# DATASET EXCERPTS
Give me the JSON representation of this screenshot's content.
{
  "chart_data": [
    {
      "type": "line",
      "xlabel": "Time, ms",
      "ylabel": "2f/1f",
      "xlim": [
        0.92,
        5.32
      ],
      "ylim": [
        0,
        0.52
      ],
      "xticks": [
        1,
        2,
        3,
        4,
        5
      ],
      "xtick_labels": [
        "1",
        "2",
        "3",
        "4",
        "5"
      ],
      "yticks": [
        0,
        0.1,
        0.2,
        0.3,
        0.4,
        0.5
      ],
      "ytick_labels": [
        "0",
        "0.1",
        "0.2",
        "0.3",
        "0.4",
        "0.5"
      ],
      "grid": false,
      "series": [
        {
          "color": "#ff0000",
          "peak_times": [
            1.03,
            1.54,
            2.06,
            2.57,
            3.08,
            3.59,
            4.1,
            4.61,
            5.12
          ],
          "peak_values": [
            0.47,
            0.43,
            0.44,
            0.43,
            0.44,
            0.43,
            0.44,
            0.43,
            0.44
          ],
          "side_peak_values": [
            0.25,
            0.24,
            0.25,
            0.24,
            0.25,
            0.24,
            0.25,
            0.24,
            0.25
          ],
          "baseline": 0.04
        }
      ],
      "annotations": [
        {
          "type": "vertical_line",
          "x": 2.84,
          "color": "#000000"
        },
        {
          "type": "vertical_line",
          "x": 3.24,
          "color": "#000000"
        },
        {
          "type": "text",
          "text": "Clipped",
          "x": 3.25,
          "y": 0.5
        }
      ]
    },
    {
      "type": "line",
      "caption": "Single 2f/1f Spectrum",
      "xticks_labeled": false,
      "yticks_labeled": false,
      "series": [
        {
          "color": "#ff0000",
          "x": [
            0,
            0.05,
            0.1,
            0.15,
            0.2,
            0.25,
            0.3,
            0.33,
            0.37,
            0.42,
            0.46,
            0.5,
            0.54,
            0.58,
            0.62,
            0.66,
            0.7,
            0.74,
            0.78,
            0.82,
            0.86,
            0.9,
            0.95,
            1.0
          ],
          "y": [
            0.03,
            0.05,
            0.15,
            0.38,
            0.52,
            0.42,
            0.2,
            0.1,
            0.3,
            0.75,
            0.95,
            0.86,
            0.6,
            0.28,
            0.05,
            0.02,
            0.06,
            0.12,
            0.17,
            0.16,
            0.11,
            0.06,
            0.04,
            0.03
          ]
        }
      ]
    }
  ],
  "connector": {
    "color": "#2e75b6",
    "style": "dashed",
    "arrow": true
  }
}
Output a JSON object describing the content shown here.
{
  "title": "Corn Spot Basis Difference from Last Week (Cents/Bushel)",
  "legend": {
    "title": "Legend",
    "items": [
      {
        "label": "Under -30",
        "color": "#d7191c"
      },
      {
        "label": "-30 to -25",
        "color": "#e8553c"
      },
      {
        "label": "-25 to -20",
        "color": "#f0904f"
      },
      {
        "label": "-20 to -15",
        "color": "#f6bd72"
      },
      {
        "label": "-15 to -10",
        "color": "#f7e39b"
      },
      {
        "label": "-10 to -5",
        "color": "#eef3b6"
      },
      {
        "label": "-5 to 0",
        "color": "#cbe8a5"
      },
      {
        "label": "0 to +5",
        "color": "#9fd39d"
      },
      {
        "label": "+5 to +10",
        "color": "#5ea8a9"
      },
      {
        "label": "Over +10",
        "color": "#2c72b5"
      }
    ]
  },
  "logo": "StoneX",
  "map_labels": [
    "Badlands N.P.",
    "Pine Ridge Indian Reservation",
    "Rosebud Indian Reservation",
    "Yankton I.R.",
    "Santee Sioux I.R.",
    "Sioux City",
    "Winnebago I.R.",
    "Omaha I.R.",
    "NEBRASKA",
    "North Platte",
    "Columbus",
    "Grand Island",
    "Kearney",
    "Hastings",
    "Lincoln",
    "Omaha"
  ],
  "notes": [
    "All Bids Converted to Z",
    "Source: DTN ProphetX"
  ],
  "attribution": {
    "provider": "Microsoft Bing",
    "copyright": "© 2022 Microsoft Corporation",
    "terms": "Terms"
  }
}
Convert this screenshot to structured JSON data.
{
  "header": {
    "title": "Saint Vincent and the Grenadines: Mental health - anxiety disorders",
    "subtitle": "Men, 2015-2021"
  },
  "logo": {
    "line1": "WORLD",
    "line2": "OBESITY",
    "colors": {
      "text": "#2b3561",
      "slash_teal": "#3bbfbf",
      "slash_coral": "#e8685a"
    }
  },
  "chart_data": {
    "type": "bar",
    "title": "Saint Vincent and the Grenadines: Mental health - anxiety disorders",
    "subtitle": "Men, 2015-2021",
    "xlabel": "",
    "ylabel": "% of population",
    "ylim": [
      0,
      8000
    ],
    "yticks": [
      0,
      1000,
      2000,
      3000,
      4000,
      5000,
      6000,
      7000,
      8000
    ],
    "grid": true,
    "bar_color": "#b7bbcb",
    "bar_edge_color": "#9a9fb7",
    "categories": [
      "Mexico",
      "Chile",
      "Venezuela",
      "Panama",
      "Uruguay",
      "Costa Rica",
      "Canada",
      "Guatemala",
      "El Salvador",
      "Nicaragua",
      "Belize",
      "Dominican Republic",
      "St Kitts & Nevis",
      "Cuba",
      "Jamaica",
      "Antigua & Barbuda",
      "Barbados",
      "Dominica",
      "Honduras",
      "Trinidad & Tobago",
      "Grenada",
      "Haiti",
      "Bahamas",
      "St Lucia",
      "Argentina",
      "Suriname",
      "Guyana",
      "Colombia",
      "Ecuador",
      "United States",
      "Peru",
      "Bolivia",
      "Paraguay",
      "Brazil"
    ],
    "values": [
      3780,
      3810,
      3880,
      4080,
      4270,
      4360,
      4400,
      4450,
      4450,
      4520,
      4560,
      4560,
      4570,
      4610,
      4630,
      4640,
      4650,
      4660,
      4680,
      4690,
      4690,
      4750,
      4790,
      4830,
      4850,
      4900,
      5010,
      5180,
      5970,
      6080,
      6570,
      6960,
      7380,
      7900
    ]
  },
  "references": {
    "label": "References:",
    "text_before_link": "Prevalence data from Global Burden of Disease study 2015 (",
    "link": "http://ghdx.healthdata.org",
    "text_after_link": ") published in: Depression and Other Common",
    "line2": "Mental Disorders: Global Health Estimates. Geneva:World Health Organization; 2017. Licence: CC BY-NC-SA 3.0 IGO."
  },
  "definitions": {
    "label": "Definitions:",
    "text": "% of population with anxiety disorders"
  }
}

# WRITTEN REQUEST
Filter the entries down to the lines with the word "Microsoft" in them.

# RESPONSE TO THIS EXERCISE
    "provider": "Microsoft Bing",
    "copyright": "© 2022 Microsoft Corporation",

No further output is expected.